►

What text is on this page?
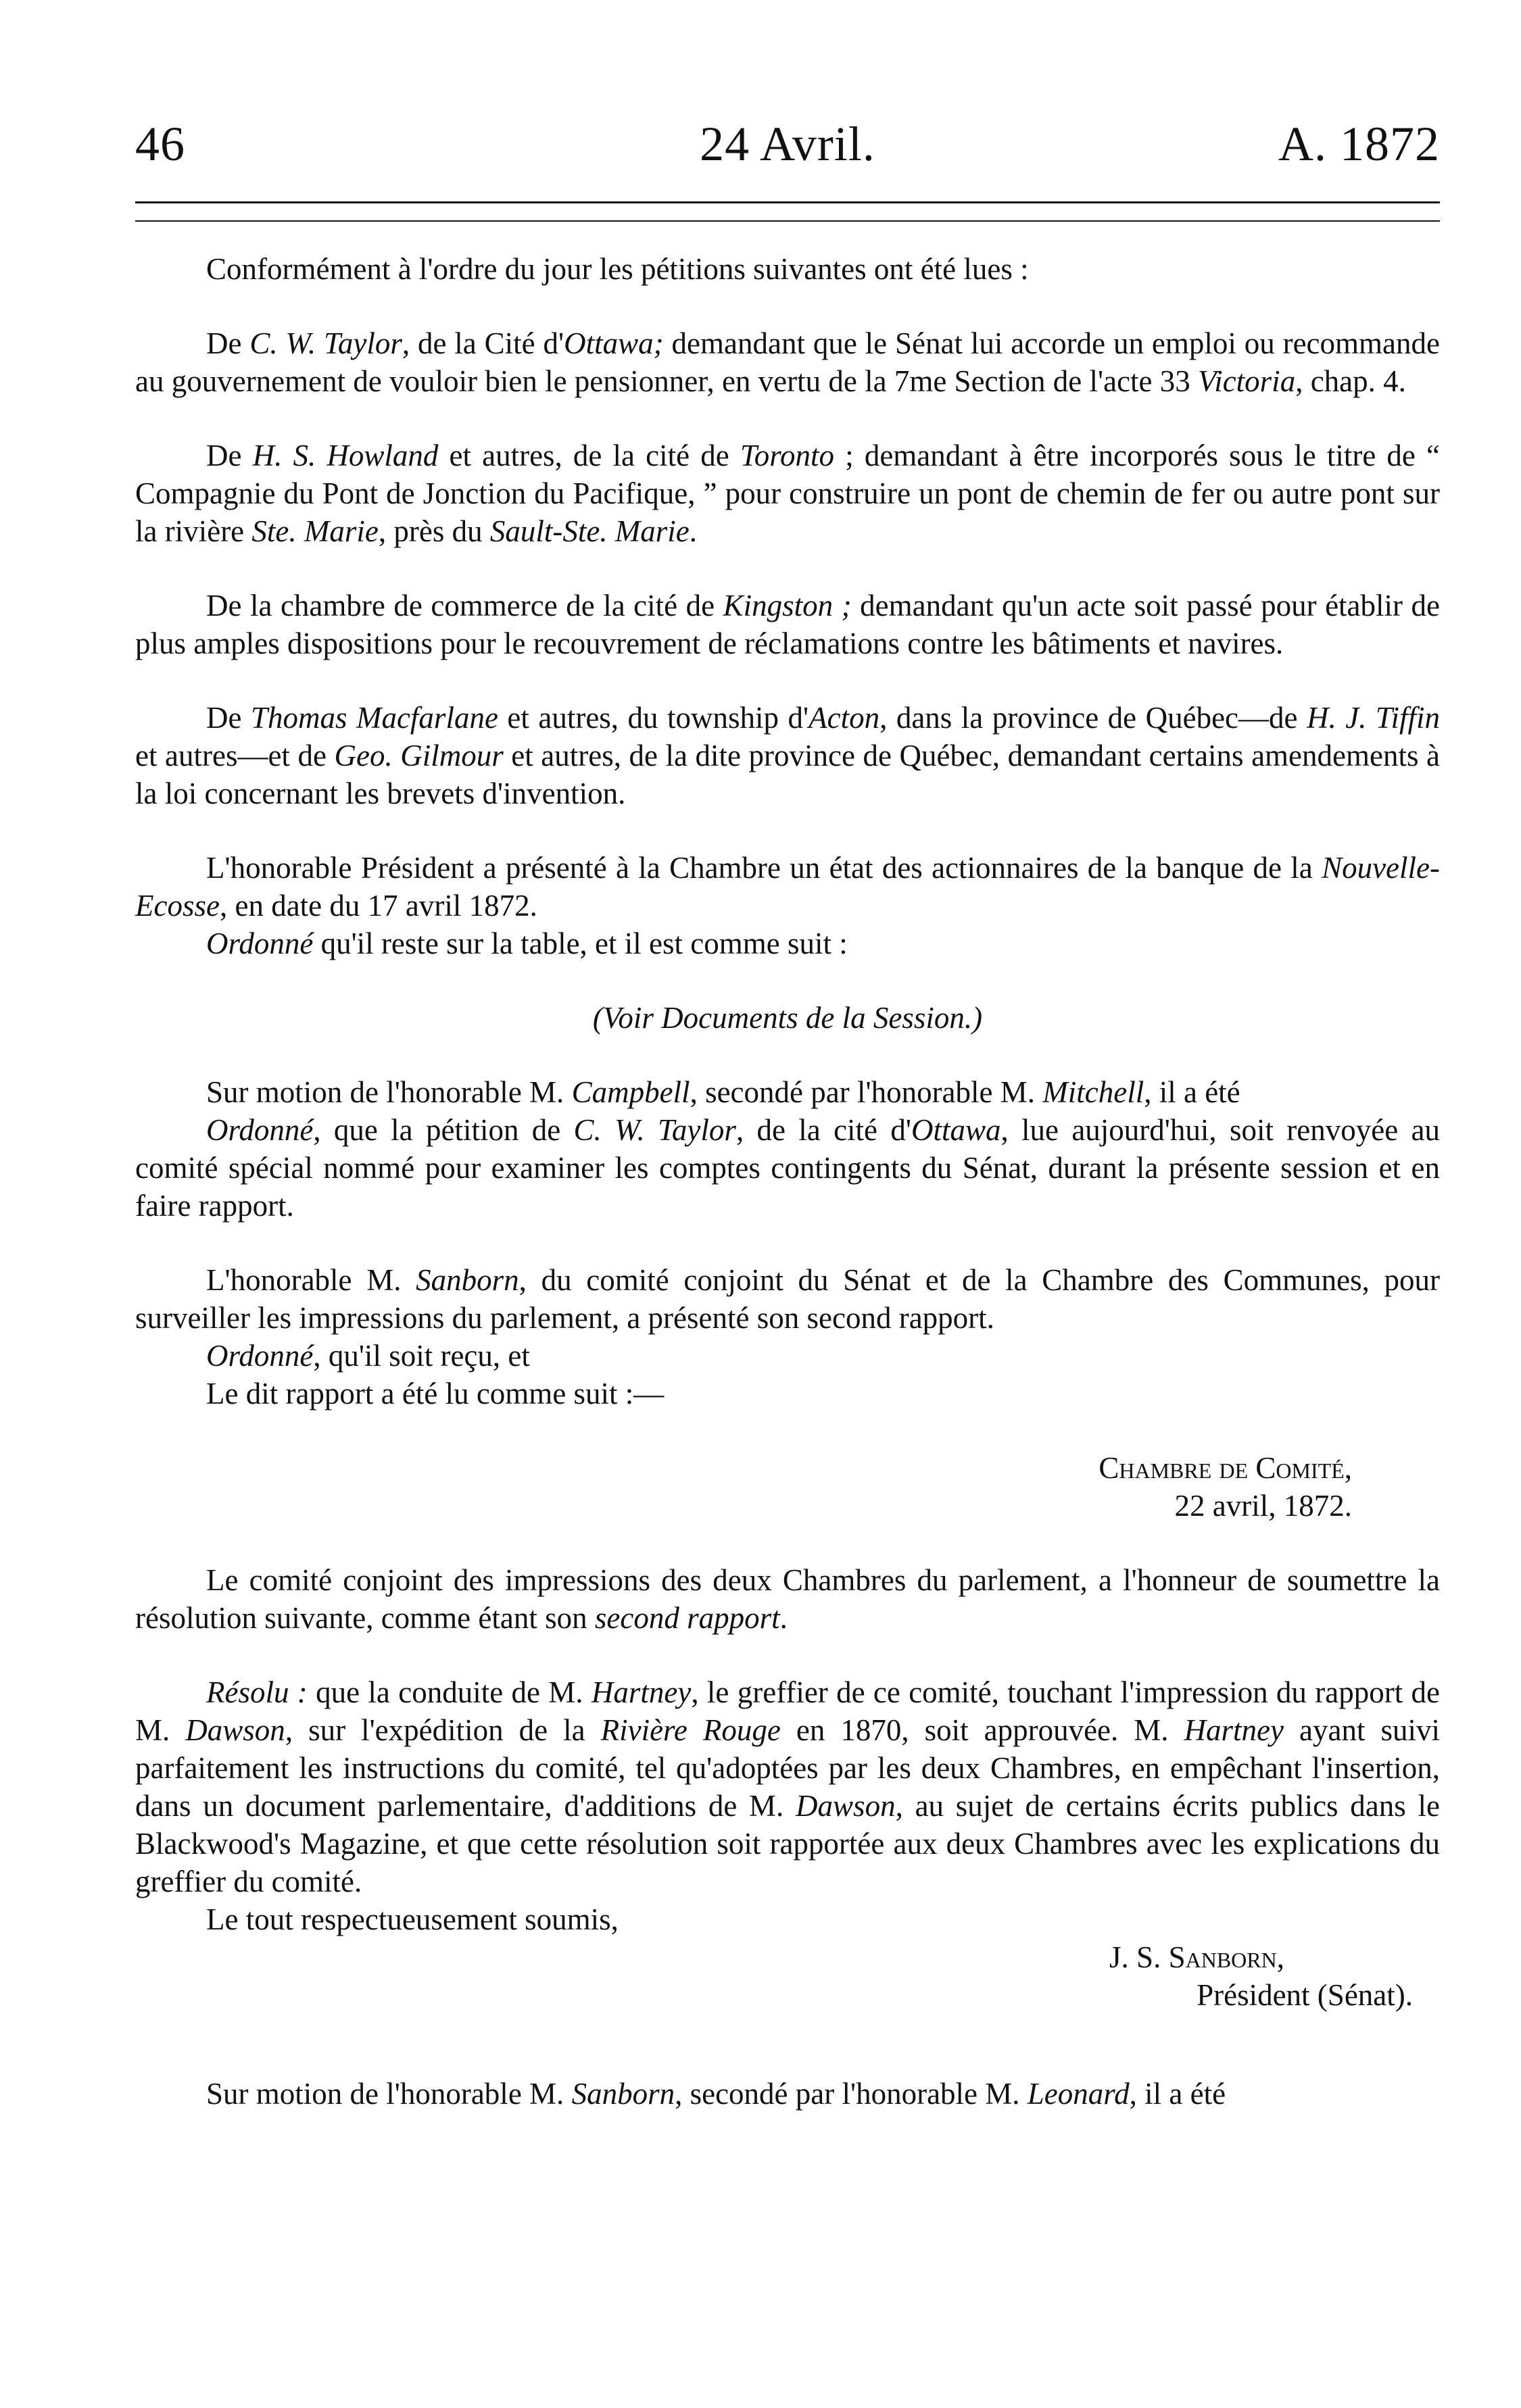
46	24 Avril.	A. 1872

Conformément à l'ordre du jour les pétitions suivantes ont été lues :

De C. W. Taylor, de la Cité d'Ottawa; demandant que le Sénat lui accorde un emploi ou recommande au gouvernement de vouloir bien le pensionner, en vertu de la 7me Section de l'acte 33 Victoria, chap. 4.

De H. S. Howland et autres, de la cité de Toronto ; demandant à être incorporés sous le titre de “ Compagnie du Pont de Jonction du Pacifique, ” pour construire un pont de chemin de fer ou autre pont sur la rivière Ste. Marie, près du Sault-Ste. Marie.

De la chambre de commerce de la cité de Kingston ; demandant qu'un acte soit passé pour établir de plus amples dispositions pour le recouvrement de réclamations contre les bâtiments et navires.

De Thomas Macfarlane et autres, du township d'Acton, dans la province de Québec—de H. J. Tiffin et autres—et de Geo. Gilmour et autres, de la dite province de Québec, demandant certains amendements à la loi concernant les brevets d'invention.

L'honorable Président a présenté à la Chambre un état des actionnaires de la banque de la Nouvelle-Ecosse, en date du 17 avril 1872.
Ordonné qu'il reste sur la table, et il est comme suit :

(Voir Documents de la Session.)

Sur motion de l'honorable M. Campbell, secondé par l'honorable M. Mitchell, il a été
Ordonné, que la pétition de C. W. Taylor, de la cité d'Ottawa, lue aujourd'hui, soit renvoyée au comité spécial nommé pour examiner les comptes contingents du Sénat, durant la présente session et en faire rapport.

L'honorable M. Sanborn, du comité conjoint du Sénat et de la Chambre des Communes, pour surveiller les impressions du parlement, a présenté son second rapport.

Ordonné, qu'il soit reçu, et

Le dit rapport a été lu comme suit :—

Chambre de Comité,

22 avril, 1872.

Le comité conjoint des impressions des deux Chambres du parlement, a l'honneur de soumettre la résolution suivante, comme étant son second rapport.

Résolu : que la conduite de M. Hartney, le greffier de ce comité, touchant l'impression du rapport de M. Dawson, sur l'expédition de la Rivière Rouge en 1870, soit approuvée. M. Hartney ayant suivi parfaitement les instructions du comité, tel qu'adoptées par les deux Chambres, en empêchant l'insertion, dans un document parlementaire, d'additions de M. Dawson, au sujet de certains écrits publics dans le Blackwood's Magazine, et que cette résolution soit rapportée aux deux Chambres avec les explications du greffier du comité.

Le tout respectueusement soumis,

J. S. Sanborn,

Président (Sénat).

Sur motion de l'honorable M. Sanborn, secondé par l'honorable M. Leonard, il a été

◄

* Aim *
Track down every line with the word "Ottawa" and copy it.

* Full solution *
De C. W. Taylor, de la Cité d'Ottawa; demandant que le Sénat lui accorde un emploi ou recommande au gouvernement de vouloir bien le pensionner, en vertu de la 7me Section de l'acte 33 Victoria, chap. 4.
Ordonné, que la pétition de C. W. Taylor, de la cité d'Ottawa, lue aujourd'hui, soit renvoyée au comité spécial nommé pour examiner les comptes contingents du Sénat, durant la présente session et en faire rapport.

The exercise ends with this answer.